__EXERCISE DIRECTIONS__
Transcribe every entry word for word, but skip the images.

━━━━━━━━━━

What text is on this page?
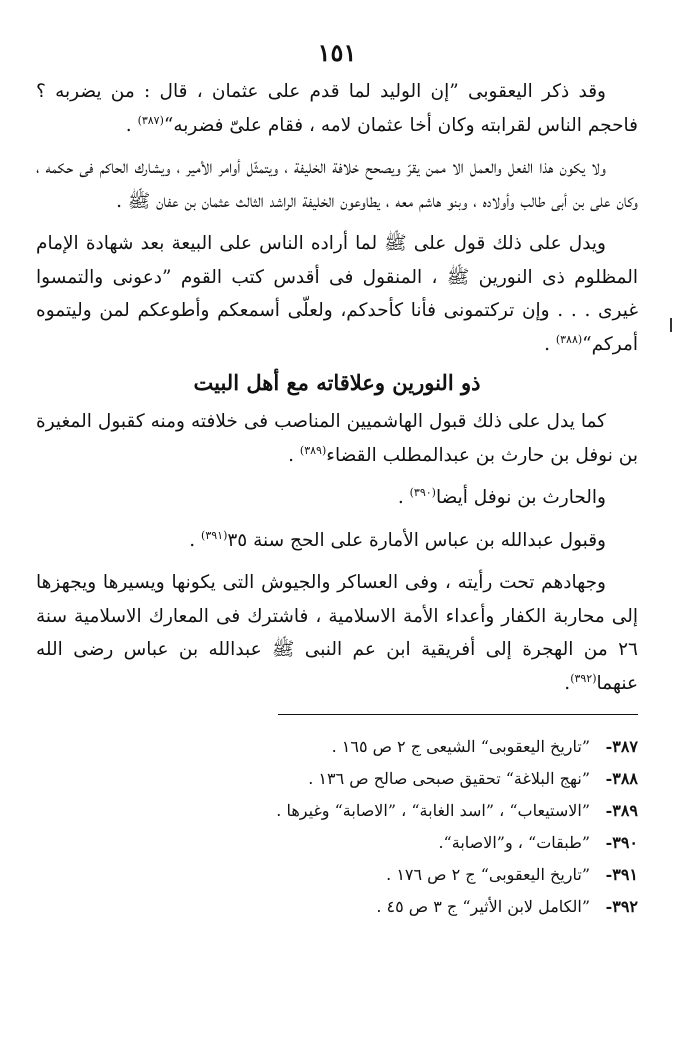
١٥١

وقد ذكر اليعقوبى ”إن الوليد لما قدم على عثمان ، قال : من يضربه ؟ فاحجم الناس لقرابته وكان أخا عثمان لامه ، فقام علىّ فضربه“$^{(٣٨٧)}$ .

ولا يكون هذا الفعل والعمل الا ممن يقرّ ويصحح خلافة الخليفة ، ويتمثّل أوامر الأمير ، ويشارك الحاكم فى حكمه ، وكان على بن أبى طالب وأولاده ، وبنو هاشم معه ، يطاوعون الخليفة الراشد الثالث عثمان بن عفان ﷺ .

ويدل على ذلك قول على ﷺ لما أراده الناس على البيعة بعد شهادة الإمام المظلوم ذى النورين ﷺ ، المنقول فى أقدس كتب القوم ”دعونى والتمسوا غيرى . . . وإن تركتمونى فأنا كأحدكم، ولعلّى أسمعكم وأطوعكم لمن وليتموه أمركم“$^{(٣٨٨)}$ .

ذو النورين وعلاقاته مع أهل البيت

كما يدل على ذلك قبول الهاشميين المناصب فى خلافته ومنه كقبول المغيرة بن نوفل بن حارث بن عبدالمطلب القضاء$^{(٣٨٩)}$ .

والحارث بن نوفل أيضا$^{(٣٩٠)}$ .

وقبول عبدالله بن عباس الأمارة على الحج سنة ٣٥$^{(٣٩١)}$ .

وجهادهم تحت رأيته ، وفى العساكر والجيوش التى يكونها ويسيرها ويجهزها إلى محاربة الكفار وأعداء الأمة الاسلامية ، فاشترك فى المعارك الاسلامية سنة ٢٦ من الهجرة إلى أفريقية ابن عم النبى ﷺ عبدالله بن عباس رضى الله عنهما$^{(٣٩٢)}$.

٣٨٧-
”تاريخ اليعقوبى“ الشيعى ج ٢ ص ١٦٥ .
٣٨٨-
”نهج البلاغة“ تحقيق صبحى صالح ص ١٣٦ .
٣٨٩-
”الاستيعاب“ ، ”اسد الغابة“ ، ”الاصابة“ وغيرها .
٣٩٠-
”طبقات“ ، و”الاصابة“.
٣٩١-
”تاريخ اليعقوبى“ ج ٢ ص ١٧٦ .
٣٩٢-
”الكامل لابن الأثير“ ج ٣ ص ٤٥ .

━━━━━━━━━━

__RESPONSE TO THE TASK__
What text is on this page?
١٥١

وقد ذكر اليعقوبى ”إن الوليد لما قدم على عثمان ، قال : من يضربه ؟ فاحجم الناس لقرابته وكان أخا عثمان لامه ، فقام علىّ فضربه“$^{(٣٨٧)}$ .

ولا يكون هذا الفعل والعمل الا ممن يقرّ ويصحح خلافة الخليفة ، ويتمثّل أوامر الأمير ، ويشارك الحاكم فى حكمه ، وكان على بن أبى طالب وأولاده ، وبنو هاشم معه ، يطاوعون الخليفة الراشد الثالث عثمان بن عفان ﷺ .

ويدل على ذلك قول على ﷺ لما أراده الناس على البيعة بعد شهادة الإمام المظلوم ذى النورين ﷺ ، المنقول فى أقدس كتب القوم ”دعونى والتمسوا غيرى . . . وإن تركتمونى فأنا كأحدكم، ولعلّى أسمعكم وأطوعكم لمن وليتموه أمركم“$^{(٣٨٨)}$ .

ذو النورين وعلاقاته مع أهل البيت

كما يدل على ذلك قبول الهاشميين المناصب فى خلافته ومنه كقبول المغيرة بن نوفل بن حارث بن عبدالمطلب القضاء$^{(٣٨٩)}$ .

والحارث بن نوفل أيضا$^{(٣٩٠)}$ .

وقبول عبدالله بن عباس الأمارة على الحج سنة ٣٥$^{(٣٩١)}$ .

وجهادهم تحت رأيته ، وفى العساكر والجيوش التى يكونها ويسيرها ويجهزها إلى محاربة الكفار وأعداء الأمة الاسلامية ، فاشترك فى المعارك الاسلامية سنة ٢٦ من الهجرة إلى أفريقية ابن عم النبى ﷺ عبدالله بن عباس رضى الله عنهما$^{(٣٩٢)}$.

٣٨٧-
”تاريخ اليعقوبى“ الشيعى ج ٢ ص ١٦٥ .
٣٨٨-
”نهج البلاغة“ تحقيق صبحى صالح ص ١٣٦ .
٣٨٩-
”الاستيعاب“ ، ”اسد الغابة“ ، ”الاصابة“ وغيرها .
٣٩٠-
”طبقات“ ، و”الاصابة“.
٣٩١-
”تاريخ اليعقوبى“ ج ٢ ص ١٧٦ .
٣٩٢-
”الكامل لابن الأثير“ ج ٣ ص ٤٥ .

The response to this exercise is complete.